ÉNONCÉ 1:
Résumez en deux phrases le texte sur Limbo.
ÉNONCÉ 2:
D'après le texte sur Limbo, de qui Bernard Wolfe fut-il le secrétaire à Mexico en 1937 ?
ÉNONCÉ 3:
Reproduisez le passage du texte sur Limbo qui commence par « Bernard Wolfe – » et se poursuit jusqu'à « tirages hélas diminués. ».

TEXTE FOURNI:

+--

Bernard
Wolfe - Limbo - Le Livre de Poche
« Nous avons
refusé ce que voulait en nous la bête, et nous voulons retrouver l’homme
partout où nous avons trouvé ce qui l’écrase. »
André Malraux - Les
Voix du Silence
« Attention au
rouleau compresseur. »
Bernard Wolfe – Limbo
Paru jadis chez Ailleurs
& Demain en 1971 après une première publication datée de 1955, le livre
culte (mais quel autre qualificatif lui attribuer ?) de Bernard Wolfe
ressort en Poche dans une traduction intégrale signée Patrick Dusoulier et doté
d’une nouvelle préface du docte Gérard Klein. C’est ainsi, le XXIè siècle est
l’époque des éditions augmentées et des tirages hélas diminués.
Comme d’autres, l’auteur
américain, à la biographie incertaine, disparu en 1985, restera l’homme d’un
seul livre Limbo, à côté de quelques
nouvelles et romans pornographiques alimentaires. Elément biographique beaucoup
plus intéressant, Bernard Wolfe fut le secrétaire de Léon Trotski à Mexico en
1937.

+--

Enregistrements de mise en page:
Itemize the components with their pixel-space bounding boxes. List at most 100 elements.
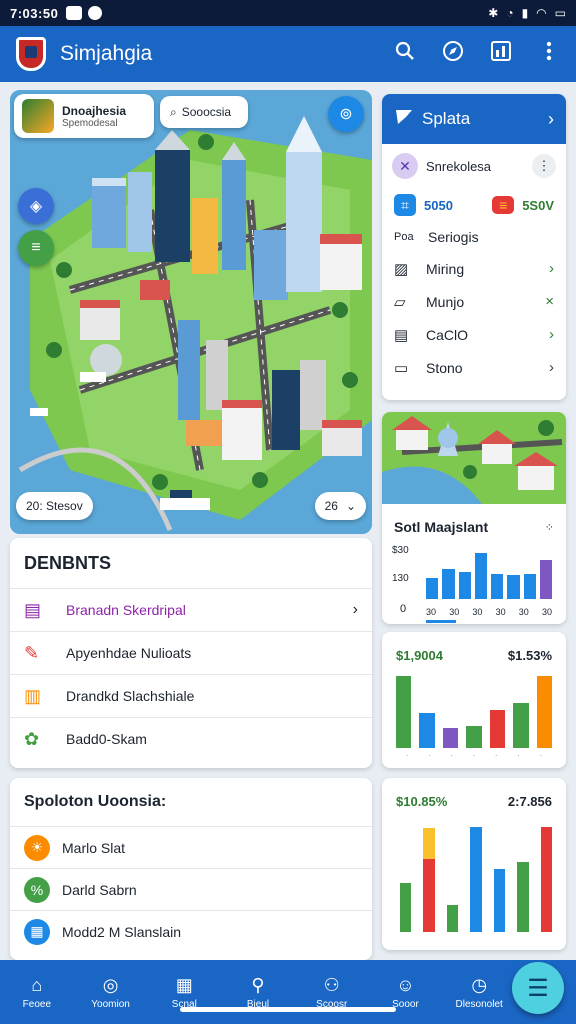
x-tick-mark: · <box>428 751 431 760</box>
bottom-nav: ⌂ Feoee ◎ Yoomion ▦ Scnal ⚲ Bieul ⚇ Scoosr ☺ Sooor ◷… <box>0 960 576 1024</box>
department-item[interactable]: ✿ Badd0-Skam <box>10 717 372 760</box>
more-vert-icon[interactable] <box>538 41 560 67</box>
solution-item[interactable]: ▦ Modd2 M Slanslain <box>10 910 372 952</box>
y-tick-label: 130 <box>392 573 409 584</box>
chart-bar <box>442 569 455 599</box>
city-map[interactable]: Dnoajhesia Spemodesal ⌕ Sooocsia ⊚ ◈ ≡ 2… <box>10 90 372 534</box>
ticket-icon: ▱ <box>394 293 406 311</box>
tools-item[interactable]: ▱ Munjo × <box>382 285 566 318</box>
chevron-down-icon: ⌄ <box>345 499 356 513</box>
departments-heading: DENBNTS <box>24 552 112 573</box>
x-tick-mark: · <box>472 751 476 760</box>
tools-item-label: Miring <box>426 260 465 277</box>
solution-item[interactable]: ☀ Marlo Slat <box>10 826 372 868</box>
chevron-right-icon: › <box>352 601 358 618</box>
solutions-heading: Spoloton Uoonsia: <box>24 793 167 810</box>
people-icon: ☺ <box>396 974 415 995</box>
chart-icon[interactable] <box>490 40 512 68</box>
chart-bar <box>474 553 487 599</box>
layers-button[interactable]: ◈ <box>18 188 54 224</box>
chart-scroll-indicator <box>426 620 456 623</box>
menu-icon: ☰ <box>527 974 549 1002</box>
chart-bar-segment <box>446 905 459 932</box>
location-icon: ⊚ <box>339 106 353 123</box>
department-label: Branadn Skerdripal <box>66 602 186 618</box>
chart-bar-stack <box>540 820 552 932</box>
nav-item[interactable]: ▦ Scnal <box>147 975 221 1010</box>
chart-bar-segment <box>540 827 552 932</box>
chart-bar-stack <box>446 820 459 932</box>
app-bar-actions <box>394 40 560 68</box>
chart3-bars <box>400 820 552 932</box>
search-icon[interactable] <box>394 41 416 67</box>
user-avatar-icon: ✕ <box>392 153 418 179</box>
section-prefix: Poa <box>394 231 414 243</box>
building-icon: ▥ <box>24 685 42 706</box>
map-zoom-label: 26 <box>324 499 338 513</box>
nav-item-label: Sooor <box>392 998 419 1010</box>
solution-label: Modd2 M Slanslain <box>62 923 182 940</box>
x-tick-label: 30 <box>449 607 460 617</box>
x-tick-mark: · <box>494 751 498 760</box>
drag-handle-icon[interactable]: ⁘ <box>545 521 554 534</box>
nav-item[interactable]: ☺ Sooor <box>369 975 443 1010</box>
department-item[interactable]: ▤ Branadn Skerdripal › <box>10 588 372 631</box>
nav-item[interactable]: ⚇ Scoosr <box>295 975 369 1010</box>
chart-bar <box>489 710 506 748</box>
nav-item[interactable]: ⌂ Feoee <box>0 975 74 1010</box>
user-row[interactable]: ✕ Snrekolesa ⋮ <box>382 144 566 188</box>
chart3-left-label: $10.85% <box>396 794 448 809</box>
tools-item[interactable]: ▨ Miring › <box>382 252 566 285</box>
city-info-chip[interactable]: Dnoajhesia Spemodesal <box>14 94 154 138</box>
notification-icon <box>66 6 83 20</box>
notification-icon <box>88 6 103 20</box>
battery-icon: ▭ <box>554 6 566 20</box>
city-map-illustration <box>10 90 372 534</box>
percent-icon: % <box>24 876 50 903</box>
city-photo <box>382 412 566 504</box>
chart2-card[interactable]: $1,9004 $1.53% · · · · · · · <box>382 632 566 768</box>
tools-item[interactable]: ▤ CaClO › <box>382 318 566 351</box>
department-label: Drandkd Slachshiale <box>66 688 195 704</box>
user-name: Snrekolesa <box>426 158 492 174</box>
nav-item[interactable]: ◎ Yoomion <box>74 975 148 1010</box>
tools-panel-header[interactable]: Splata › <box>382 94 566 144</box>
search-icon: ⌕ <box>170 104 177 119</box>
solution-item[interactable]: % Darld Sabrn <box>10 868 372 910</box>
x-tick-mark: · <box>517 751 520 760</box>
tools-item-label: Stono <box>426 359 463 376</box>
chart3-card[interactable]: $10.85% 2:7.856 <box>382 778 566 950</box>
stat-blue-value: 5050 <box>424 197 453 213</box>
app-bar: Simjahgia <box>0 26 576 82</box>
tools-item-chevron: › <box>549 326 554 343</box>
tools-panel-title: Splata <box>422 109 471 128</box>
nav-item[interactable]: ⚲ Bieul <box>221 975 295 1010</box>
department-item[interactable]: ▥ Drandkd Slachshiale <box>10 674 372 717</box>
department-item[interactable]: ✎ Apyenhdae Nulioats <box>10 631 372 674</box>
map-search-chip[interactable]: ⌕ Sooocsia <box>160 96 248 128</box>
calendar-icon: ▦ <box>24 918 50 945</box>
alarm-icon: ◔ <box>506 6 514 20</box>
chart-bar <box>466 726 482 748</box>
wifi-icon: ◠ <box>536 6 547 20</box>
document-icon: ▤ <box>24 599 42 620</box>
location-button[interactable]: ⊚ <box>328 96 364 132</box>
city-name: Dnoajhesia <box>62 103 127 118</box>
more-vert-icon[interactable]: ⋮ <box>532 154 556 178</box>
city-photo-card[interactable]: Sotl Maajslant ⁘ $30 130 0 30 30 30 30 30 30 <box>382 412 566 624</box>
compass-icon[interactable] <box>442 40 464 68</box>
map-scale-chip[interactable]: 20: Stesov <box>16 492 93 520</box>
chart-bar-segment <box>470 827 482 932</box>
tools-item[interactable]: ▭ Stono › <box>382 351 566 384</box>
nav-item[interactable]: ◷ Dlesonolet <box>442 975 516 1010</box>
nav-item-label: Yoomion <box>91 998 130 1010</box>
tools-item-chevron: × <box>545 293 554 310</box>
map-zoom-chip[interactable]: 26 ⌄ <box>314 492 366 520</box>
list-button[interactable]: ≡ <box>18 230 54 266</box>
menu-fab[interactable]: ☰ <box>512 962 564 1014</box>
home-indicator <box>180 1007 396 1012</box>
tools-item-chevron: › <box>549 359 554 376</box>
solution-label: Darld Sabrn <box>62 881 137 898</box>
solutions-card: Spoloton Uoonsia: ☀ Marlo Slat% Darld Sabr… <box>10 778 372 960</box>
chart-bar <box>442 728 459 748</box>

+--

SOLUTION DÉTAILLÉE 1:
Le livre culte de Bernard Wolfe, Limbo, publié d'abord en 1955 puis chez Ailleurs & Demain en 1971, ressort en Poche dans une traduction intégrale de Patrick Dusoulier, avec une nouvelle préface de Gérard Klein. Son auteur américain, disparu en 1985, restera l'homme de ce seul livre et fut en 1937 le secrétaire de Léon Trotski à Mexico.

SOLUTION DÉTAILLÉE 2:
De Léon Trotski.

SOLUTION DÉTAILLÉE 3:
Bernard Wolfe – Limbo
Paru jadis chez Ailleurs
& Demain en 1971 après une première publication datée de 1955, le livre
culte (mais quel autre qualificatif lui attribuer ?) de Bernard Wolfe
ressort en Poche dans une traduction intégrale signée Patrick Dusoulier et doté
d’une nouvelle préface du docte Gérard Klein. C’est ainsi, le XXIè siècle est
l’époque des éditions augmentées et des tirages hélas diminués.